*WHAT IS BEING ASKED:*
Write out every entry exactly as it stands.

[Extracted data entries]
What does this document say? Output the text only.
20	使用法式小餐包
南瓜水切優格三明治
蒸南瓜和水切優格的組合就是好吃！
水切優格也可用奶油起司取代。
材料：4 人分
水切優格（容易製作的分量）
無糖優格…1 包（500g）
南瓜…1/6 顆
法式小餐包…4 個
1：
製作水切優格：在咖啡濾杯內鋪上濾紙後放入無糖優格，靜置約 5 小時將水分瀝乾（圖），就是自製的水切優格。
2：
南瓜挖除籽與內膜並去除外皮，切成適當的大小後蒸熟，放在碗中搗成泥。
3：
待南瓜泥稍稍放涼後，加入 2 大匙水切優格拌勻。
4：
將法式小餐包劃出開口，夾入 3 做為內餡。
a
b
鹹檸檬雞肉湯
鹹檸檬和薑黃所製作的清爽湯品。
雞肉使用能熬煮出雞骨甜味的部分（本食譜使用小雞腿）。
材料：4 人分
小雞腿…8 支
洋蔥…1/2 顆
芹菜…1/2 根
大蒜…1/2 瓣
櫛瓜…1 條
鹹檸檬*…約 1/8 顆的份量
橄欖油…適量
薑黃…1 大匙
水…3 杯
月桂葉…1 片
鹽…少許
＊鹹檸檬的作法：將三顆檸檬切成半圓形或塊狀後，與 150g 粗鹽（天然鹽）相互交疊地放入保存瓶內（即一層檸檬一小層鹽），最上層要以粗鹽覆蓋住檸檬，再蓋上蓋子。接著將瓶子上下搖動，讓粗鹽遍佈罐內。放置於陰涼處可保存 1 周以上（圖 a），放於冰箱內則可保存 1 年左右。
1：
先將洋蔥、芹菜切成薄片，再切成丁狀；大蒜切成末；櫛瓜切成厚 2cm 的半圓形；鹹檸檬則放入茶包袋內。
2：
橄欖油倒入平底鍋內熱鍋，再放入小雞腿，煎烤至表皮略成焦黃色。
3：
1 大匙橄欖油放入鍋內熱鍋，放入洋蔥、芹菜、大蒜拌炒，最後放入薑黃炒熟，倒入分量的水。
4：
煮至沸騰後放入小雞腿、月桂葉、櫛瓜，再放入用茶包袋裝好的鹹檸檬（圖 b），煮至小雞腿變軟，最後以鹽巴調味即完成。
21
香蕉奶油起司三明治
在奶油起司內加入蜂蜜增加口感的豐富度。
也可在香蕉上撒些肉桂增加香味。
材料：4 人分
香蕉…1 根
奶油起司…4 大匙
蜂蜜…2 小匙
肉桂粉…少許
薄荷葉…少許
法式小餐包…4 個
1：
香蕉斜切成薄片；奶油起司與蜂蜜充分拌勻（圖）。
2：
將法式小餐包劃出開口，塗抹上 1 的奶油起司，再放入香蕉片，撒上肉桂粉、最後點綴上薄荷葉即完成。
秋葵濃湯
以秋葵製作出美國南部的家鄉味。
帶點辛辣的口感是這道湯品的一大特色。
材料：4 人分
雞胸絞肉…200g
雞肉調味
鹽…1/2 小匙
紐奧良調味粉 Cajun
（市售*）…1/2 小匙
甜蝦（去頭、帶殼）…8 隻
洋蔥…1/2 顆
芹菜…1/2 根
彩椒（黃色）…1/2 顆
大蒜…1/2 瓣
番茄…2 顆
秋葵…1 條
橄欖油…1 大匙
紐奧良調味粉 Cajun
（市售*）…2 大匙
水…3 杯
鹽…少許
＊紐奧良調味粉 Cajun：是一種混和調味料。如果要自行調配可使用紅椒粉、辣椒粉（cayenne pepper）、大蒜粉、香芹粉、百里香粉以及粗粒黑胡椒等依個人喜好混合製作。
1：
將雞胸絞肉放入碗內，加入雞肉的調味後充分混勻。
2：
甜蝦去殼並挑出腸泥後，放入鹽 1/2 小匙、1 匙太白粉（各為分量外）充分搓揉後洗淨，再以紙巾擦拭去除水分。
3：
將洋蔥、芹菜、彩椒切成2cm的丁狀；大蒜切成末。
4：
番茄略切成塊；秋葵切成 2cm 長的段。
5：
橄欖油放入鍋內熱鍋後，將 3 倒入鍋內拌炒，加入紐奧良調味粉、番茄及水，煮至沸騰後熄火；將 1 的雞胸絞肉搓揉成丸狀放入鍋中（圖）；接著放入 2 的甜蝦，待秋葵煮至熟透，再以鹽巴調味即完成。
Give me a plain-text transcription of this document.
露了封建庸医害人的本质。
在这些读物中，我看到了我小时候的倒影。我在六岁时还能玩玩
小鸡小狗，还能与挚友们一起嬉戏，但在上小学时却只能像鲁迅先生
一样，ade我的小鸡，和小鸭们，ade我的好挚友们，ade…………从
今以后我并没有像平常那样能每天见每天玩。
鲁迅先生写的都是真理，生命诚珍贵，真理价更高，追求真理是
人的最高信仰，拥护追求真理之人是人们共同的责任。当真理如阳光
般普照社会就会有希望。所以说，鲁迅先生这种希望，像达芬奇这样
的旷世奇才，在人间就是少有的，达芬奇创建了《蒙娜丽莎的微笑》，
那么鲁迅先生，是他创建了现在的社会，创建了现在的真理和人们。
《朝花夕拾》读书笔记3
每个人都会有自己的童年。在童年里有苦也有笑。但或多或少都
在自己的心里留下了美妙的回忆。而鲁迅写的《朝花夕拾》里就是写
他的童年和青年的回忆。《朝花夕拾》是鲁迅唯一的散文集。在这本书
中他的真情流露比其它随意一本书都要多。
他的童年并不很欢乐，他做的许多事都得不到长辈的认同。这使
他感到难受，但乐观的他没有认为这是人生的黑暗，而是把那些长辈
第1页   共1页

*CORRECT ANSWER:*
What does this document say? Output the text only.
20	使用法式小餐包
南瓜水切優格三明治
蒸南瓜和水切優格的組合就是好吃！
水切優格也可用奶油起司取代。
材料：4 人分
水切優格（容易製作的分量）
無糖優格…1 包（500g）
南瓜…1/6 顆
法式小餐包…4 個
1：
製作水切優格：在咖啡濾杯內鋪上濾紙後放入無糖優格，靜置約 5 小時將水分瀝乾（圖），就是自製的水切優格。
2：
南瓜挖除籽與內膜並去除外皮，切成適當的大小後蒸熟，放在碗中搗成泥。
3：
待南瓜泥稍稍放涼後，加入 2 大匙水切優格拌勻。
4：
將法式小餐包劃出開口，夾入 3 做為內餡。
a
b
鹹檸檬雞肉湯
鹹檸檬和薑黃所製作的清爽湯品。
雞肉使用能熬煮出雞骨甜味的部分（本食譜使用小雞腿）。
材料：4 人分
小雞腿…8 支
洋蔥…1/2 顆
芹菜…1/2 根
大蒜…1/2 瓣
櫛瓜…1 條
鹹檸檬*…約 1/8 顆的份量
橄欖油…適量
薑黃…1 大匙
水…3 杯
月桂葉…1 片
鹽…少許
＊鹹檸檬的作法：將三顆檸檬切成半圓形或塊狀後，與 150g 粗鹽（天然鹽）相互交疊地放入保存瓶內（即一層檸檬一小層鹽），最上層要以粗鹽覆蓋住檸檬，再蓋上蓋子。接著將瓶子上下搖動，讓粗鹽遍佈罐內。放置於陰涼處可保存 1 周以上（圖 a），放於冰箱內則可保存 1 年左右。
1：
先將洋蔥、芹菜切成薄片，再切成丁狀；大蒜切成末；櫛瓜切成厚 2cm 的半圓形；鹹檸檬則放入茶包袋內。
2：
橄欖油倒入平底鍋內熱鍋，再放入小雞腿，煎烤至表皮略成焦黃色。
3：
1 大匙橄欖油放入鍋內熱鍋，放入洋蔥、芹菜、大蒜拌炒，最後放入薑黃炒熟，倒入分量的水。
4：
煮至沸騰後放入小雞腿、月桂葉、櫛瓜，再放入用茶包袋裝好的鹹檸檬（圖 b），煮至小雞腿變軟，最後以鹽巴調味即完成。
21
香蕉奶油起司三明治
在奶油起司內加入蜂蜜增加口感的豐富度。
也可在香蕉上撒些肉桂增加香味。
材料：4 人分
香蕉…1 根
奶油起司…4 大匙
蜂蜜…2 小匙
肉桂粉…少許
薄荷葉…少許
法式小餐包…4 個
1：
香蕉斜切成薄片；奶油起司與蜂蜜充分拌勻（圖）。
2：
將法式小餐包劃出開口，塗抹上 1 的奶油起司，再放入香蕉片，撒上肉桂粉、最後點綴上薄荷葉即完成。
秋葵濃湯
以秋葵製作出美國南部的家鄉味。
帶點辛辣的口感是這道湯品的一大特色。
材料：4 人分
雞胸絞肉…200g
雞肉調味
鹽…1/2 小匙
紐奧良調味粉 Cajun
（市售*）…1/2 小匙
甜蝦（去頭、帶殼）…8 隻
洋蔥…1/2 顆
芹菜…1/2 根
彩椒（黃色）…1/2 顆
大蒜…1/2 瓣
番茄…2 顆
秋葵…1 條
橄欖油…1 大匙
紐奧良調味粉 Cajun
（市售*）…2 大匙
水…3 杯
鹽…少許
＊紐奧良調味粉 Cajun：是一種混和調味料。如果要自行調配可使用紅椒粉、辣椒粉（cayenne pepper）、大蒜粉、香芹粉、百里香粉以及粗粒黑胡椒等依個人喜好混合製作。
1：
將雞胸絞肉放入碗內，加入雞肉的調味後充分混勻。
2：
甜蝦去殼並挑出腸泥後，放入鹽 1/2 小匙、1 匙太白粉（各為分量外）充分搓揉後洗淨，再以紙巾擦拭去除水分。
3：
將洋蔥、芹菜、彩椒切成2cm的丁狀；大蒜切成末。
4：
番茄略切成塊；秋葵切成 2cm 長的段。
5：
橄欖油放入鍋內熱鍋後，將 3 倒入鍋內拌炒，加入紐奧良調味粉、番茄及水，煮至沸騰後熄火；將 1 的雞胸絞肉搓揉成丸狀放入鍋中（圖）；接著放入 2 的甜蝦，待秋葵煮至熟透，再以鹽巴調味即完成。
Give me a plain-text transcription of this document.
露了封建庸医害人的本质。
在这些读物中，我看到了我小时候的倒影。我在六岁时还能玩玩
小鸡小狗，还能与挚友们一起嬉戏，但在上小学时却只能像鲁迅先生
一样，ade我的小鸡，和小鸭们，ade我的好挚友们，ade…………从
今以后我并没有像平常那样能每天见每天玩。
鲁迅先生写的都是真理，生命诚珍贵，真理价更高，追求真理是
人的最高信仰，拥护追求真理之人是人们共同的责任。当真理如阳光
般普照社会就会有希望。所以说，鲁迅先生这种希望，像达芬奇这样
的旷世奇才，在人间就是少有的，达芬奇创建了《蒙娜丽莎的微笑》，
那么鲁迅先生，是他创建了现在的社会，创建了现在的真理和人们。
《朝花夕拾》读书笔记3
每个人都会有自己的童年。在童年里有苦也有笑。但或多或少都
在自己的心里留下了美妙的回忆。而鲁迅写的《朝花夕拾》里就是写
他的童年和青年的回忆。《朝花夕拾》是鲁迅唯一的散文集。在这本书
中他的真情流露比其它随意一本书都要多。
他的童年并不很欢乐，他做的许多事都得不到长辈的认同。这使
他感到难受，但乐观的他没有认为这是人生的黑暗，而是把那些长辈
第1页   共1页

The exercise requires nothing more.